# Directive
List each line of the data that holds the string "into".

Entries with figure data:
★ ★ ★ ★ ★ ★ ★
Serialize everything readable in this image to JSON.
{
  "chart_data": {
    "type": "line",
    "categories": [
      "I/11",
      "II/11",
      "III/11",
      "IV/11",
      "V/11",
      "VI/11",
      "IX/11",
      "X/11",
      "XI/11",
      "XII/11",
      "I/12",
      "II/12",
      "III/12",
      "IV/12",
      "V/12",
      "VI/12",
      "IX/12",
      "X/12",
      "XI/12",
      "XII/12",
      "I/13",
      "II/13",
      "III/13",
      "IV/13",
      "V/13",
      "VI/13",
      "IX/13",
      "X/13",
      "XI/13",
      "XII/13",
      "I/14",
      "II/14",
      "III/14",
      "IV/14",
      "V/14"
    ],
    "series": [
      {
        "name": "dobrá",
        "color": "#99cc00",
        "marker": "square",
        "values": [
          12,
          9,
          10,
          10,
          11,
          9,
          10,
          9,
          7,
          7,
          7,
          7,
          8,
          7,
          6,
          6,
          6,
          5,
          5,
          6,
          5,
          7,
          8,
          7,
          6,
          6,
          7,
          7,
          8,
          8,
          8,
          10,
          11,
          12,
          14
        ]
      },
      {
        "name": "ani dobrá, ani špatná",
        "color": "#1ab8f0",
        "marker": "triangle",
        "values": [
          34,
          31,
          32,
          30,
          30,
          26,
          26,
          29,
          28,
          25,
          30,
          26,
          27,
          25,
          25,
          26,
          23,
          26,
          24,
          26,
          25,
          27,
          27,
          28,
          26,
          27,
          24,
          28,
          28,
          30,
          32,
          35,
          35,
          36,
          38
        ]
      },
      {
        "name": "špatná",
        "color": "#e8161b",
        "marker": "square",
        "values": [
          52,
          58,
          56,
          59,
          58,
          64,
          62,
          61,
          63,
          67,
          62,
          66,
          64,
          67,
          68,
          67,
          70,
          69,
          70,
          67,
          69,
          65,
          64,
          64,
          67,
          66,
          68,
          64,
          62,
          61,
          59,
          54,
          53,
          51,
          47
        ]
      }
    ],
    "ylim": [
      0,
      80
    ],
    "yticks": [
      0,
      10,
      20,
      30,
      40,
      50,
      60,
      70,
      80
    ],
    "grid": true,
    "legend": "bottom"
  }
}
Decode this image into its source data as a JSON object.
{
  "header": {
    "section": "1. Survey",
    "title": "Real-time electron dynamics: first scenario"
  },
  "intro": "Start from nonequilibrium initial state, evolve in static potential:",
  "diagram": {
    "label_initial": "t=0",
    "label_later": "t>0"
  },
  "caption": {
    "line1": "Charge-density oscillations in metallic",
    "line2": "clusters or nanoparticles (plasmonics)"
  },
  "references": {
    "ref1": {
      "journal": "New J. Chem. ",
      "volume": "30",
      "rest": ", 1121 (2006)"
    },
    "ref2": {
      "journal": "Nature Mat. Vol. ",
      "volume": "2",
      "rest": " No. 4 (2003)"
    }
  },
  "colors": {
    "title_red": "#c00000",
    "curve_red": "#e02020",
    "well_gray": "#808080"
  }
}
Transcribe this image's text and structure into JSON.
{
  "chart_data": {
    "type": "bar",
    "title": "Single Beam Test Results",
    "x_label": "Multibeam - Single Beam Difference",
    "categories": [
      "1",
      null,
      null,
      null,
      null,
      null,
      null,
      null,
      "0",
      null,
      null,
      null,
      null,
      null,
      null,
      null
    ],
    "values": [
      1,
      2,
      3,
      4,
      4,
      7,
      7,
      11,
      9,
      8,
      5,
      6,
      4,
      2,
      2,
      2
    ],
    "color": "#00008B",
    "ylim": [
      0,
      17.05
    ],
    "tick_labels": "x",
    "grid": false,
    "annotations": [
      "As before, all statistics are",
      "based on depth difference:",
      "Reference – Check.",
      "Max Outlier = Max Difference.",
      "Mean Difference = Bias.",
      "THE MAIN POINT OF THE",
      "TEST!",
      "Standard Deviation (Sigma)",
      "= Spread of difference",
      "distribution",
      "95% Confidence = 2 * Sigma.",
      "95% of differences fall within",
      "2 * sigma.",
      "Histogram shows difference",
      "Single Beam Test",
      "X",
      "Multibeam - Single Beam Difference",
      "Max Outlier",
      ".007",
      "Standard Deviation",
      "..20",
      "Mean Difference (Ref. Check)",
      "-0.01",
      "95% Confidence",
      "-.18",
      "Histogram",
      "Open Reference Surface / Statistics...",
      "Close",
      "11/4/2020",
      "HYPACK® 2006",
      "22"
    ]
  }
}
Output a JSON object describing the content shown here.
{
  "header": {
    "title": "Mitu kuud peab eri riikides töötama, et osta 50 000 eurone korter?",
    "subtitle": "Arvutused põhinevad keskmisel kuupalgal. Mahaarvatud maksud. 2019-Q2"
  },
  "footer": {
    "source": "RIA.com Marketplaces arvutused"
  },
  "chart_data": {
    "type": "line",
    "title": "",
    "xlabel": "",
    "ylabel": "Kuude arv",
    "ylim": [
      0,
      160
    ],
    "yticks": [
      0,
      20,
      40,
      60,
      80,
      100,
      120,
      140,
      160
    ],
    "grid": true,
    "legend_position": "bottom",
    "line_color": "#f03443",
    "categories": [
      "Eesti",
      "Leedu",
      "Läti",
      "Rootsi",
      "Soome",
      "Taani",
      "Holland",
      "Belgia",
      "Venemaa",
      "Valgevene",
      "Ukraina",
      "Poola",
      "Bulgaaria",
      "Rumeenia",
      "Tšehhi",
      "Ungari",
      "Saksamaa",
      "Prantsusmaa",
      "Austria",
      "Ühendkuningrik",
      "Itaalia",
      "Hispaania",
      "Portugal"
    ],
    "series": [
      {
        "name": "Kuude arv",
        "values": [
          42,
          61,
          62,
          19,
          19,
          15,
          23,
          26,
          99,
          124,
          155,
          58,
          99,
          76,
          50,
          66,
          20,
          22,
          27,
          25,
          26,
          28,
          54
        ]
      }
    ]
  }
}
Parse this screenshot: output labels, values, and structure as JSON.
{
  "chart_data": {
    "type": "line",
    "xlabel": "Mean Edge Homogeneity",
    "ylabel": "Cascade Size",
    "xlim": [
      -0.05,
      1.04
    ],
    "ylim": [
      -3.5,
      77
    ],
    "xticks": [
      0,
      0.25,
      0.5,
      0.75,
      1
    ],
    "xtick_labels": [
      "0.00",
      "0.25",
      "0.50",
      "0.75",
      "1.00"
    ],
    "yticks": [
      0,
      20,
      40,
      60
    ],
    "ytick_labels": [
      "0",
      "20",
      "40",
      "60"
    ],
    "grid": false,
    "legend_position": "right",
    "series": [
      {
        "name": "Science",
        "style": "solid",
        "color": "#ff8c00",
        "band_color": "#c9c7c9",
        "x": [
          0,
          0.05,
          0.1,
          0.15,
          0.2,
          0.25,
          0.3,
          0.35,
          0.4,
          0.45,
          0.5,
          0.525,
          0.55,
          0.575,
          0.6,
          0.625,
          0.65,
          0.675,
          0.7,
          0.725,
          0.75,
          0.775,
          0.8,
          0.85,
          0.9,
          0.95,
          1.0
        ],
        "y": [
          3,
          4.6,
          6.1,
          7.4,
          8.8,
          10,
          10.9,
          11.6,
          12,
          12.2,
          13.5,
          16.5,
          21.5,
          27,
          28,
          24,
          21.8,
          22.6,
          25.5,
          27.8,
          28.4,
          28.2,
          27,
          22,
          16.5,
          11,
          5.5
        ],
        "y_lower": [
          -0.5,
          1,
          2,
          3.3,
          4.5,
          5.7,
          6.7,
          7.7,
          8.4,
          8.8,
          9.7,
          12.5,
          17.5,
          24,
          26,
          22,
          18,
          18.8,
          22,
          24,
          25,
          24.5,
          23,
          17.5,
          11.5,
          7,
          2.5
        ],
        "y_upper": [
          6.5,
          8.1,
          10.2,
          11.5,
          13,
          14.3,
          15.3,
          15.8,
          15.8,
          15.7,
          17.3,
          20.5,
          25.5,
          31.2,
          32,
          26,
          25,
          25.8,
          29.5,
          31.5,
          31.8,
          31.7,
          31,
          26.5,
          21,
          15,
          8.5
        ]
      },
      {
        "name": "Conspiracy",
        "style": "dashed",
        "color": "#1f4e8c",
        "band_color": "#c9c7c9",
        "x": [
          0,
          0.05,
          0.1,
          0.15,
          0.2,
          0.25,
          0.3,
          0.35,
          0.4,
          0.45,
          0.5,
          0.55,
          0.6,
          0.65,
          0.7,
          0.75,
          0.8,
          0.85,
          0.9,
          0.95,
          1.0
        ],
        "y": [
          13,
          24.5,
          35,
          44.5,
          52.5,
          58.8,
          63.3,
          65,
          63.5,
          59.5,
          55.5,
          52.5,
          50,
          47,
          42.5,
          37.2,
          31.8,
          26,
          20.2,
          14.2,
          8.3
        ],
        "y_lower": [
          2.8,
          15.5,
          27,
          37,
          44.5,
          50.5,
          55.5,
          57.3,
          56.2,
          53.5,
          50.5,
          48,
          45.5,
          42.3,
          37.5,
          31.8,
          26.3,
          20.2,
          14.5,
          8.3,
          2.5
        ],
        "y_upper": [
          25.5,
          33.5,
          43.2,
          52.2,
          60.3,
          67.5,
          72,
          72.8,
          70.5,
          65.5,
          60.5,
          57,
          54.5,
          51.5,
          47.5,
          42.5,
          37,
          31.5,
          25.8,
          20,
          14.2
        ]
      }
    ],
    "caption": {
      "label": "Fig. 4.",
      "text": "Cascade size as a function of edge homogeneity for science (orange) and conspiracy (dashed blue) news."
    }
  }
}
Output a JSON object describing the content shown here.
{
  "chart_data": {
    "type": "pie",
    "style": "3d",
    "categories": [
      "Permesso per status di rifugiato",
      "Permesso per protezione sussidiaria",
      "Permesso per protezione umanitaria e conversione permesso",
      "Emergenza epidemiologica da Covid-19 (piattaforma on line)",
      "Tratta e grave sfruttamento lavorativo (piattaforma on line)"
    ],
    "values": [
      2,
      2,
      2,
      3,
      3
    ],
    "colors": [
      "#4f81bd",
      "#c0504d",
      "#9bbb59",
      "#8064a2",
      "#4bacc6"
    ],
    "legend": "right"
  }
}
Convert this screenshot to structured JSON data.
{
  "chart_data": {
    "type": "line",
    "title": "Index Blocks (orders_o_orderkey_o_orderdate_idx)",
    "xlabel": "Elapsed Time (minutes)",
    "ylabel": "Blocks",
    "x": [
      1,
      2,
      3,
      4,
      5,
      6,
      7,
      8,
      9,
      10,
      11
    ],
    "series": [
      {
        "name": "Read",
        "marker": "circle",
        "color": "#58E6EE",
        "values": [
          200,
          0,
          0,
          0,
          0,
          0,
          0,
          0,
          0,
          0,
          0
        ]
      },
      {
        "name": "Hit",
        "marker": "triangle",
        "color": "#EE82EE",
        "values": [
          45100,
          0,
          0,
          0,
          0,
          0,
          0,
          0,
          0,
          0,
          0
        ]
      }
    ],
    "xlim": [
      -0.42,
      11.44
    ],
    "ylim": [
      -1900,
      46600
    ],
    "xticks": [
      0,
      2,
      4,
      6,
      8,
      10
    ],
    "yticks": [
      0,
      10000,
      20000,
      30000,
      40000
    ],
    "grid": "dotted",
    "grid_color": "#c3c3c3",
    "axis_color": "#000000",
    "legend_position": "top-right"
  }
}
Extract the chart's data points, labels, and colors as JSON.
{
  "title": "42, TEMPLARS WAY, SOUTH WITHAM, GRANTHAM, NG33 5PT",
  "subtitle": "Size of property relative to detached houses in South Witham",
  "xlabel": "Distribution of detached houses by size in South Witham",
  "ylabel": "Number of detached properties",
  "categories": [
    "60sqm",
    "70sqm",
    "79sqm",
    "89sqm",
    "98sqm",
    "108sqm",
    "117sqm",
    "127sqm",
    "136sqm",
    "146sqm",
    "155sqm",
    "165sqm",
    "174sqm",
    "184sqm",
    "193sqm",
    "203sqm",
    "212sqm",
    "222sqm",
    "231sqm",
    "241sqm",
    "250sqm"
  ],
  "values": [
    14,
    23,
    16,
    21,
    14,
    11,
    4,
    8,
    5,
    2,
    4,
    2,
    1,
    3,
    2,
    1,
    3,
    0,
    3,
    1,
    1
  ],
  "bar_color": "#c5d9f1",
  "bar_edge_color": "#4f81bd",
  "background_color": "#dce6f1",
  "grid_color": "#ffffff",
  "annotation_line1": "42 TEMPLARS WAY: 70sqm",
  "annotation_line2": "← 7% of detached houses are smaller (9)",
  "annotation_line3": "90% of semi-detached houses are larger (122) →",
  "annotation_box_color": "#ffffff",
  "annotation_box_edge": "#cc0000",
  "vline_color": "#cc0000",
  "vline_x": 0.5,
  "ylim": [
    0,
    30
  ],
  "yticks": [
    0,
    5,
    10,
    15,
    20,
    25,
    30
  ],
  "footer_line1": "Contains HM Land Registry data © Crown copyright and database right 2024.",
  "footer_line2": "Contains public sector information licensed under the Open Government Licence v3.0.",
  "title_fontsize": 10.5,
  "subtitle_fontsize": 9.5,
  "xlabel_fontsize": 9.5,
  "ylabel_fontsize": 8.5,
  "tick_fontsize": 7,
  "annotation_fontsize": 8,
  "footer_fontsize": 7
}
★ ★ ★ ★ ★ ★ ★
# Correct result
Decode this image into its source data as a JSON object.
Transcribe this image's text and structure into JSON.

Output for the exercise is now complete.